>> Begin Supplied entries
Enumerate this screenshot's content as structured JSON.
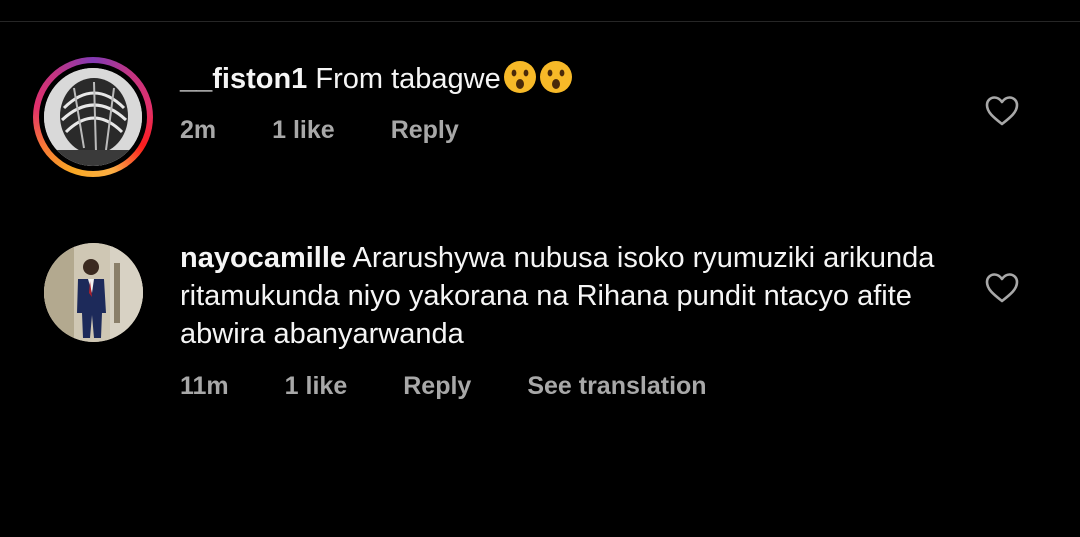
{
  "comments": [
    {
      "username": "__fiston1",
      "text": "From tabagwe",
      "emojis": [
        "astonished-face-emoji",
        "astonished-face-emoji"
      ],
      "time": "2m",
      "likes": "1 like",
      "reply": "Reply",
      "has_story_ring": true
    },
    {
      "username": "nayocamille",
      "text": "Ararushywa nubusa isoko ryumuziki arikunda ritamukunda niyo yakorana na Rihana pundit ntacyo afite abwira abanyarwanda",
      "time": "11m",
      "likes": "1 like",
      "reply": "Reply",
      "translate": "See translation",
      "has_story_ring": false
    }
  ],
  "colors": {
    "background": "#000000",
    "primary_text": "#f5f5f5",
    "secondary_text": "#a8a8a8",
    "divider": "#262626"
  }
}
>> End Supplied entries
■ Problem ■
Show every line from the entries above in which the word "face" appears.

■ Reply ■
        "astonished-face-emoji",
        "astonished-face-emoji"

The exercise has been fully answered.